--- Start Listed records ---
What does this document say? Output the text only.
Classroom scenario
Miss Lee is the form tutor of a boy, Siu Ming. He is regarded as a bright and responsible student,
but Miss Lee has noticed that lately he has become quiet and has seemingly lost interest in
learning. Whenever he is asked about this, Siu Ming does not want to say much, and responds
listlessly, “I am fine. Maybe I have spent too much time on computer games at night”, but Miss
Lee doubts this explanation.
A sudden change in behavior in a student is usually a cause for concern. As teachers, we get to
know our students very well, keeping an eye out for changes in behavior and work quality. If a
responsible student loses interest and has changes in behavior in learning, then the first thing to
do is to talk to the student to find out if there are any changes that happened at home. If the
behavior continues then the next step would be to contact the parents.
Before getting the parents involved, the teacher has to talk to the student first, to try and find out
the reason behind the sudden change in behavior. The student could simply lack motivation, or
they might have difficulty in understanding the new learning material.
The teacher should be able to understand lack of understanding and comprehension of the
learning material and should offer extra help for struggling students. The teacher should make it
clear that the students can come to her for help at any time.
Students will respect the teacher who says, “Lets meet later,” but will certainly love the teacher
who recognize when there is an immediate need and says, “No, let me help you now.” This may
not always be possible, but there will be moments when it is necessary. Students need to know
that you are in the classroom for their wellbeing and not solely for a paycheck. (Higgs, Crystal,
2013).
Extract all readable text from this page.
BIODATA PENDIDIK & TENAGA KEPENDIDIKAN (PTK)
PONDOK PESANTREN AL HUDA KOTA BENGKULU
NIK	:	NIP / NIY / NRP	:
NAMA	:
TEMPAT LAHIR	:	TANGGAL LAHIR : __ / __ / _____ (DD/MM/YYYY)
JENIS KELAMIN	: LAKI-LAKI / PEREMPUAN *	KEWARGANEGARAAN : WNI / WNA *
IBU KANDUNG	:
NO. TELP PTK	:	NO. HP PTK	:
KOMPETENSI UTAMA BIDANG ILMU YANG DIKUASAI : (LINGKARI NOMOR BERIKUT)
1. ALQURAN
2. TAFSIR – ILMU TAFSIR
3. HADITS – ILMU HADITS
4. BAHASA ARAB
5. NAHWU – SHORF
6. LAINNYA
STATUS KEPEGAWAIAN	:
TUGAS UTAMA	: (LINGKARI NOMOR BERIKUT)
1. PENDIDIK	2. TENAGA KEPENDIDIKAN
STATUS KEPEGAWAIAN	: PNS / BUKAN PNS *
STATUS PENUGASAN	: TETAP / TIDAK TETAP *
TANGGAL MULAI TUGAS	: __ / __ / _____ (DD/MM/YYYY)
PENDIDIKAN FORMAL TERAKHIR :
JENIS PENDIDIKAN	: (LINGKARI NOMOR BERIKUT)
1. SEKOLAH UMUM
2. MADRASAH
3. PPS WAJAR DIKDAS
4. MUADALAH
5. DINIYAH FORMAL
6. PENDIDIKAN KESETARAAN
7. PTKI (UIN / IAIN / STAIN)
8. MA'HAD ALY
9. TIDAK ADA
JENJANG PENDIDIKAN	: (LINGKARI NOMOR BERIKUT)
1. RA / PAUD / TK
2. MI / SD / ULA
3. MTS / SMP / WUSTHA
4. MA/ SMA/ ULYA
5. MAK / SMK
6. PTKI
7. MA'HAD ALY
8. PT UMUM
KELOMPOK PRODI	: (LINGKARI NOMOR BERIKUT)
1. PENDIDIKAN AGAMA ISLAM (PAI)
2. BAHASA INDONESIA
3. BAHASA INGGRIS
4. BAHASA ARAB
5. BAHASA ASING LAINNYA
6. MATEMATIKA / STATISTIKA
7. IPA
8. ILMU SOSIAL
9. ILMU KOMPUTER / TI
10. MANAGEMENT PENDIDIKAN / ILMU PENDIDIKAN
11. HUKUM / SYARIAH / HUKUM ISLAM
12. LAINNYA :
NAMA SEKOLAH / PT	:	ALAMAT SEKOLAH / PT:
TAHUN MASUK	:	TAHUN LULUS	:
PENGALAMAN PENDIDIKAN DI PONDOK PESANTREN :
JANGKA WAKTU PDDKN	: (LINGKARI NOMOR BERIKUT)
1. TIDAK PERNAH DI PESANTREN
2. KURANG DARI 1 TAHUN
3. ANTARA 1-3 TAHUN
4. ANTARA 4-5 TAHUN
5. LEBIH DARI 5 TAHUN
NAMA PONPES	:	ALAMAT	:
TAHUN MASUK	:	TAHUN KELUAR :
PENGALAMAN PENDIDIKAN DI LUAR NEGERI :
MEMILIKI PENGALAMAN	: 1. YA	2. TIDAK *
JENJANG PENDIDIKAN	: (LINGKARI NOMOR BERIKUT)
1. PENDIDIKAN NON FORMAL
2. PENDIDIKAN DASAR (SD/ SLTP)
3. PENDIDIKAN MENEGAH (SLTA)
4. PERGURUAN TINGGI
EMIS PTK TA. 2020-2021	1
--- End Listed records ---
Given request:
Tally the lines above that contain the word "ALAMAT", and reply with only the number.

Task output:
2